===== The records

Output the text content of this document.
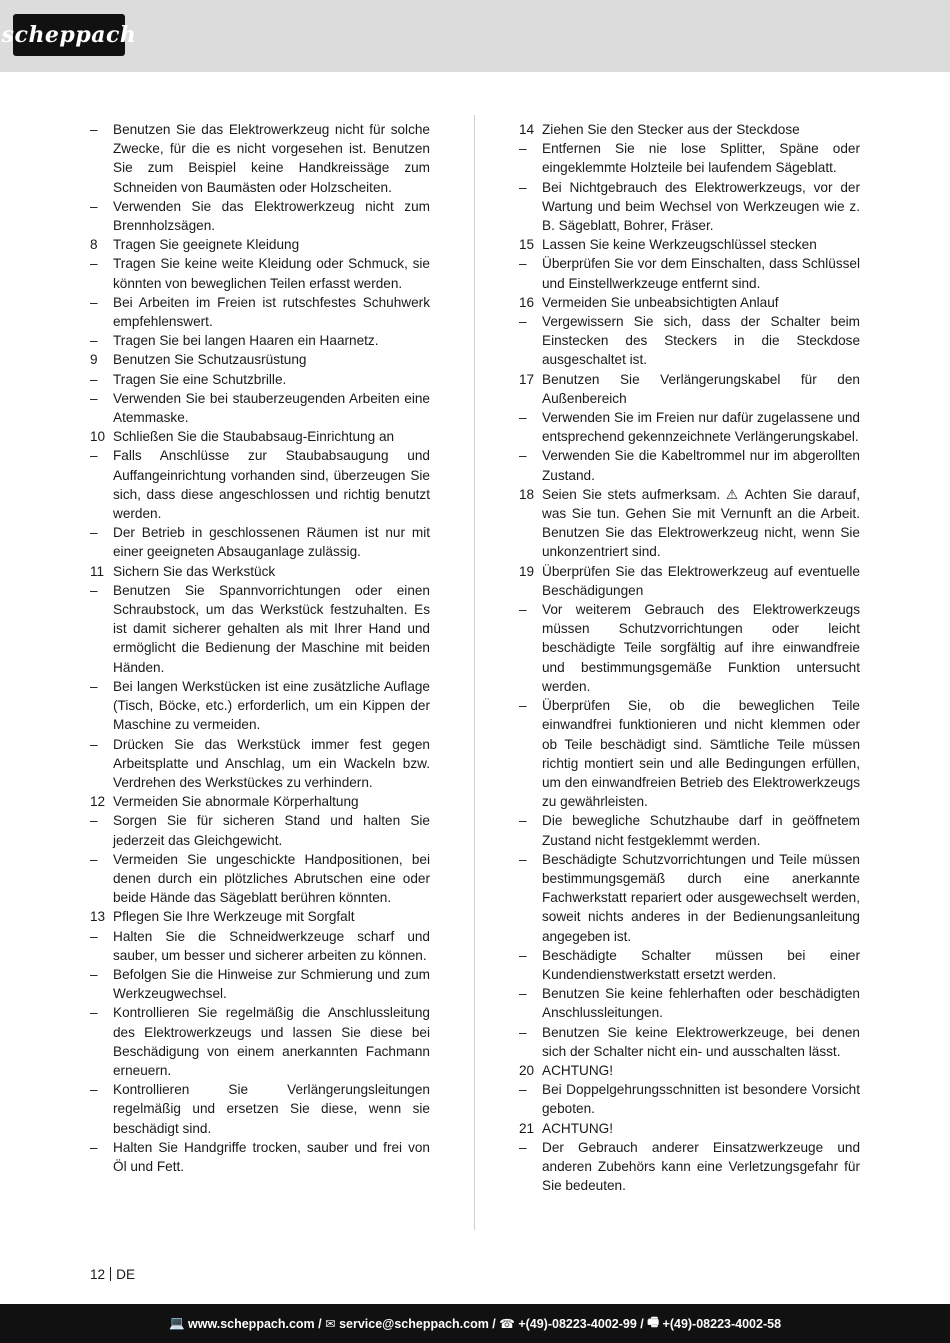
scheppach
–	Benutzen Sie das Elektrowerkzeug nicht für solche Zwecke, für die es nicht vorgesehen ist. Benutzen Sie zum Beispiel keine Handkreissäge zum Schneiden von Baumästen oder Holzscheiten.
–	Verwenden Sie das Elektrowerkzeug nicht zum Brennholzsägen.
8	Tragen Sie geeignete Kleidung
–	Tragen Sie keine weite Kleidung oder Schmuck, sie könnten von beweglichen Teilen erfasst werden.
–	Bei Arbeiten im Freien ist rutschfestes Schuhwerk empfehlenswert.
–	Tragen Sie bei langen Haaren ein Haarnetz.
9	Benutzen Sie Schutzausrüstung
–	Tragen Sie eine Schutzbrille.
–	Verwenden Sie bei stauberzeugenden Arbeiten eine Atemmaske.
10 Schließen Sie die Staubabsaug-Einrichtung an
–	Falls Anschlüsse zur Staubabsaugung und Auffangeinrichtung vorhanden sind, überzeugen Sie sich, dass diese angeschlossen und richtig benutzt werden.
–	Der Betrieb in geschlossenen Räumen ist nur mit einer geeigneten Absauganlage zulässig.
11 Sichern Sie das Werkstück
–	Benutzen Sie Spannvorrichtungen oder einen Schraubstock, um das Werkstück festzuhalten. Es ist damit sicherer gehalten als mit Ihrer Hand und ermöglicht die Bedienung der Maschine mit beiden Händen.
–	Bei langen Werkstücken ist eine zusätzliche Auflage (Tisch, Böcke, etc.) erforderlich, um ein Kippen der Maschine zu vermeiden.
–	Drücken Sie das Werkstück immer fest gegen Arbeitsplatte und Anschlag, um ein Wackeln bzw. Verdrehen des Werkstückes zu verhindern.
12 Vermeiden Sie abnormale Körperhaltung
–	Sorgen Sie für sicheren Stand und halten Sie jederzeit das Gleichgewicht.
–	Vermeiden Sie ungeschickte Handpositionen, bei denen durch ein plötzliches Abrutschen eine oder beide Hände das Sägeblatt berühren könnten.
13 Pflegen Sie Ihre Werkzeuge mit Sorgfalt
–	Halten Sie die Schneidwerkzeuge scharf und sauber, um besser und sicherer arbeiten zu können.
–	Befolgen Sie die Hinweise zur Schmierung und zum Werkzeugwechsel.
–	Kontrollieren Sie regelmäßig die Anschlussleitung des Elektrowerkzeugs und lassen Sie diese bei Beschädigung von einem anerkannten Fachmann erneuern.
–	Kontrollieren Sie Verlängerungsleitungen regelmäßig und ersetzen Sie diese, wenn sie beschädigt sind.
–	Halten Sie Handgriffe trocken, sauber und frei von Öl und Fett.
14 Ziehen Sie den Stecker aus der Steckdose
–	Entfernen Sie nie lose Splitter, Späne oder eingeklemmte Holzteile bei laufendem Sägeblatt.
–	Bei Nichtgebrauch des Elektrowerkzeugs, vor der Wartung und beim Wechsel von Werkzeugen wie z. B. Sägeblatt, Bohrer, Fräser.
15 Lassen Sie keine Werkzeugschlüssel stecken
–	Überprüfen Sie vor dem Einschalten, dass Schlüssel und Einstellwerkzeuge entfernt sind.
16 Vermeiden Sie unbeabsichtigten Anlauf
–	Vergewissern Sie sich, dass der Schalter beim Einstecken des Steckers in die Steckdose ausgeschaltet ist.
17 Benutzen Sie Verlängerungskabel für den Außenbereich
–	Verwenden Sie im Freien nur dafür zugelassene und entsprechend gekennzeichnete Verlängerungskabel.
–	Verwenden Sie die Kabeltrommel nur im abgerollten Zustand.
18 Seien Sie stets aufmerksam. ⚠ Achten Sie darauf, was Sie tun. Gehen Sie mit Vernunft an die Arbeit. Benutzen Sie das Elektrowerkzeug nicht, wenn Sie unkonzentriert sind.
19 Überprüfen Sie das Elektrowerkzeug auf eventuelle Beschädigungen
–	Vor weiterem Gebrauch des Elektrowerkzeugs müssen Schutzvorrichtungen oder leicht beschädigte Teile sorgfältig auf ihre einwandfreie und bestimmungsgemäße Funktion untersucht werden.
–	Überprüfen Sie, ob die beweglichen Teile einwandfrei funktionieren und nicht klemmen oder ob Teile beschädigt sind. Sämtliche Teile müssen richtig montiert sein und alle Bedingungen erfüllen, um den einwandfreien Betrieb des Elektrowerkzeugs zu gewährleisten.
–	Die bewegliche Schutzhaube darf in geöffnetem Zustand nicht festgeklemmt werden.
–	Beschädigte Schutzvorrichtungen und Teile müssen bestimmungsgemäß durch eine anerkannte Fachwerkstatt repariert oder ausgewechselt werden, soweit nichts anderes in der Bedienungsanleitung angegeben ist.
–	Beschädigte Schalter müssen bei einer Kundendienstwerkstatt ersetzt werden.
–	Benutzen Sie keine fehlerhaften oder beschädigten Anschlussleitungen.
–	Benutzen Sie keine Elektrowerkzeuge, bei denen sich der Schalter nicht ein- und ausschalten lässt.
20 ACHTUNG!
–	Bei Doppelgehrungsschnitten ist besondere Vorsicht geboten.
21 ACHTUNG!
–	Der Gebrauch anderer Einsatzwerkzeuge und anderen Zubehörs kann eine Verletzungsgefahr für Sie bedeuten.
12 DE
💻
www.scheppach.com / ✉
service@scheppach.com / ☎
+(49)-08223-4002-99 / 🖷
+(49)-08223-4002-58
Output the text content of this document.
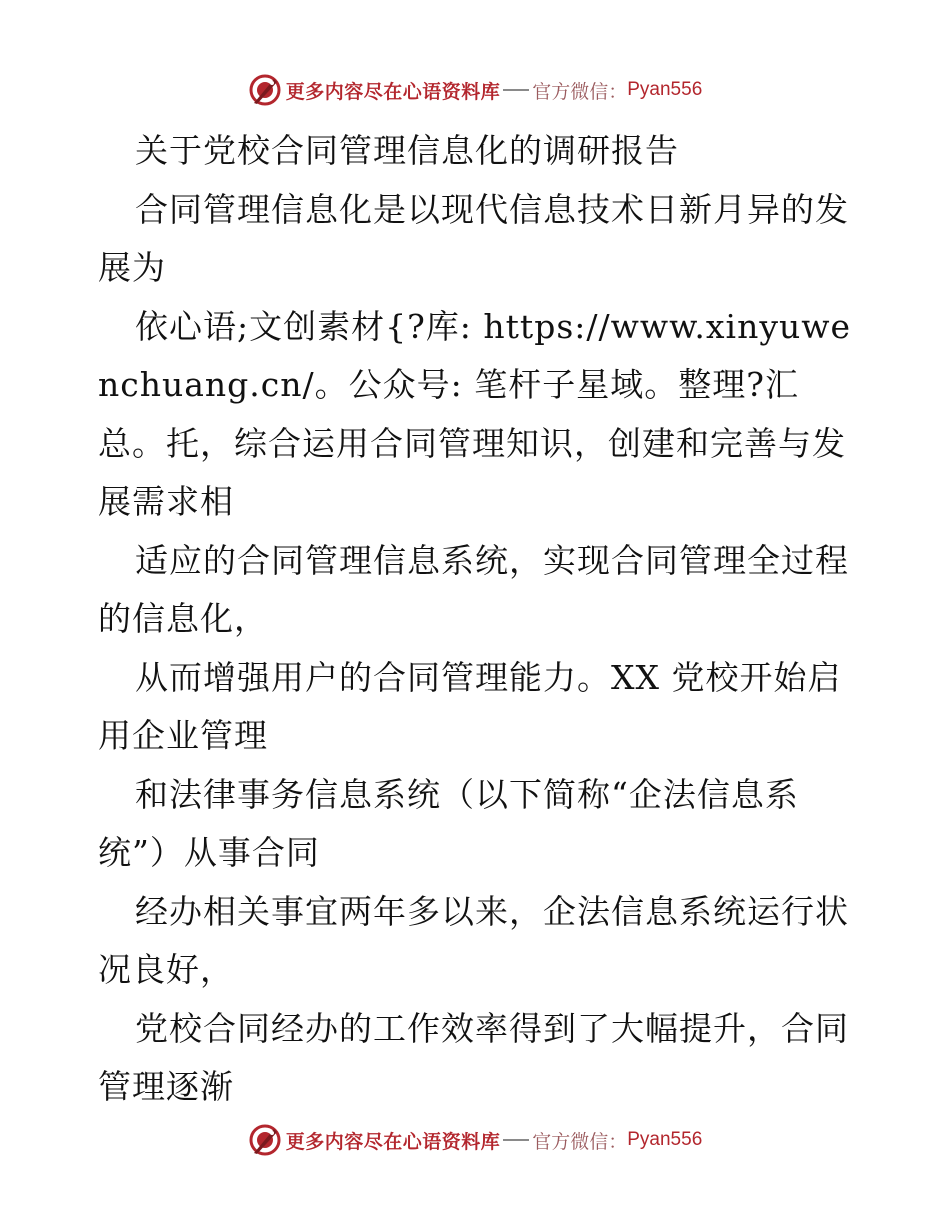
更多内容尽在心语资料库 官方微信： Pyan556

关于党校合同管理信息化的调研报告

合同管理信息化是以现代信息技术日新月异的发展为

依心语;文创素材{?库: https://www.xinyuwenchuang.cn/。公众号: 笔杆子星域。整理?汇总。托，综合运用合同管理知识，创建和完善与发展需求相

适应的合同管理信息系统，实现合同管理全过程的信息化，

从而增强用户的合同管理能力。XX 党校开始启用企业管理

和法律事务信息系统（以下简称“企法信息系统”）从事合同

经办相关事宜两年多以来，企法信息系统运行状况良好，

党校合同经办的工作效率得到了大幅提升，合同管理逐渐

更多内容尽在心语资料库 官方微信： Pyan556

==========

Objective: Quote the records above in full, dropping each picture.

Completed exercise:
Output the text content of this document.
scheppach
–	Benutzen Sie das Elektrowerkzeug nicht für solche Zwecke, für die es nicht vorgesehen ist. Benutzen Sie zum Beispiel keine Handkreissäge zum Schneiden von Baumästen oder Holzscheiten.
–	Verwenden Sie das Elektrowerkzeug nicht zum Brennholzsägen.
8	Tragen Sie geeignete Kleidung
–	Tragen Sie keine weite Kleidung oder Schmuck, sie könnten von beweglichen Teilen erfasst werden.
–	Bei Arbeiten im Freien ist rutschfestes Schuhwerk empfehlenswert.
–	Tragen Sie bei langen Haaren ein Haarnetz.
9	Benutzen Sie Schutzausrüstung
–	Tragen Sie eine Schutzbrille.
–	Verwenden Sie bei stauberzeugenden Arbeiten eine Atemmaske.
10 Schließen Sie die Staubabsaug-Einrichtung an
–	Falls Anschlüsse zur Staubabsaugung und Auffangeinrichtung vorhanden sind, überzeugen Sie sich, dass diese angeschlossen und richtig benutzt werden.
–	Der Betrieb in geschlossenen Räumen ist nur mit einer geeigneten Absauganlage zulässig.
11 Sichern Sie das Werkstück
–	Benutzen Sie Spannvorrichtungen oder einen Schraubstock, um das Werkstück festzuhalten. Es ist damit sicherer gehalten als mit Ihrer Hand und ermöglicht die Bedienung der Maschine mit beiden Händen.
–	Bei langen Werkstücken ist eine zusätzliche Auflage (Tisch, Böcke, etc.) erforderlich, um ein Kippen der Maschine zu vermeiden.
–	Drücken Sie das Werkstück immer fest gegen Arbeitsplatte und Anschlag, um ein Wackeln bzw. Verdrehen des Werkstückes zu verhindern.
12 Vermeiden Sie abnormale Körperhaltung
–	Sorgen Sie für sicheren Stand und halten Sie jederzeit das Gleichgewicht.
–	Vermeiden Sie ungeschickte Handpositionen, bei denen durch ein plötzliches Abrutschen eine oder beide Hände das Sägeblatt berühren könnten.
13 Pflegen Sie Ihre Werkzeuge mit Sorgfalt
–	Halten Sie die Schneidwerkzeuge scharf und sauber, um besser und sicherer arbeiten zu können.
–	Befolgen Sie die Hinweise zur Schmierung und zum Werkzeugwechsel.
–	Kontrollieren Sie regelmäßig die Anschlussleitung des Elektrowerkzeugs und lassen Sie diese bei Beschädigung von einem anerkannten Fachmann erneuern.
–	Kontrollieren Sie Verlängerungsleitungen regelmäßig und ersetzen Sie diese, wenn sie beschädigt sind.
–	Halten Sie Handgriffe trocken, sauber und frei von Öl und Fett.
14 Ziehen Sie den Stecker aus der Steckdose
–	Entfernen Sie nie lose Splitter, Späne oder eingeklemmte Holzteile bei laufendem Sägeblatt.
–	Bei Nichtgebrauch des Elektrowerkzeugs, vor der Wartung und beim Wechsel von Werkzeugen wie z. B. Sägeblatt, Bohrer, Fräser.
15 Lassen Sie keine Werkzeugschlüssel stecken
–	Überprüfen Sie vor dem Einschalten, dass Schlüssel und Einstellwerkzeuge entfernt sind.
16 Vermeiden Sie unbeabsichtigten Anlauf
–	Vergewissern Sie sich, dass der Schalter beim Einstecken des Steckers in die Steckdose ausgeschaltet ist.
17 Benutzen Sie Verlängerungskabel für den Außenbereich
–	Verwenden Sie im Freien nur dafür zugelassene und entsprechend gekennzeichnete Verlängerungskabel.
–	Verwenden Sie die Kabeltrommel nur im abgerollten Zustand.
18 Seien Sie stets aufmerksam. ⚠ Achten Sie darauf, was Sie tun. Gehen Sie mit Vernunft an die Arbeit. Benutzen Sie das Elektrowerkzeug nicht, wenn Sie unkonzentriert sind.
19 Überprüfen Sie das Elektrowerkzeug auf eventuelle Beschädigungen
–	Vor weiterem Gebrauch des Elektrowerkzeugs müssen Schutzvorrichtungen oder leicht beschädigte Teile sorgfältig auf ihre einwandfreie und bestimmungsgemäße Funktion untersucht werden.
–	Überprüfen Sie, ob die beweglichen Teile einwandfrei funktionieren und nicht klemmen oder ob Teile beschädigt sind. Sämtliche Teile müssen richtig montiert sein und alle Bedingungen erfüllen, um den einwandfreien Betrieb des Elektrowerkzeugs zu gewährleisten.
–	Die bewegliche Schutzhaube darf in geöffnetem Zustand nicht festgeklemmt werden.
–	Beschädigte Schutzvorrichtungen und Teile müssen bestimmungsgemäß durch eine anerkannte Fachwerkstatt repariert oder ausgewechselt werden, soweit nichts anderes in der Bedienungsanleitung angegeben ist.
–	Beschädigte Schalter müssen bei einer Kundendienstwerkstatt ersetzt werden.
–	Benutzen Sie keine fehlerhaften oder beschädigten Anschlussleitungen.
–	Benutzen Sie keine Elektrowerkzeuge, bei denen sich der Schalter nicht ein- und ausschalten lässt.
20 ACHTUNG!
–	Bei Doppelgehrungsschnitten ist besondere Vorsicht geboten.
21 ACHTUNG!
–	Der Gebrauch anderer Einsatzwerkzeuge und anderen Zubehörs kann eine Verletzungsgefahr für Sie bedeuten.
12 DE
💻
www.scheppach.com / ✉
service@scheppach.com / ☎
+(49)-08223-4002-99 / 🖷
+(49)-08223-4002-58
Output the text content of this document.
更多内容尽在心语资料库 官方微信： Pyan556

关于党校合同管理信息化的调研报告

合同管理信息化是以现代信息技术日新月异的发展为

依心语;文创素材{?库: https://www.xinyuwenchuang.cn/。公众号: 笔杆子星域。整理?汇总。托，综合运用合同管理知识，创建和完善与发展需求相

适应的合同管理信息系统，实现合同管理全过程的信息化，

从而增强用户的合同管理能力。XX 党校开始启用企业管理

和法律事务信息系统（以下简称“企法信息系统”）从事合同

经办相关事宜两年多以来，企法信息系统运行状况良好，

党校合同经办的工作效率得到了大幅提升，合同管理逐渐

更多内容尽在心语资料库 官方微信： Pyan556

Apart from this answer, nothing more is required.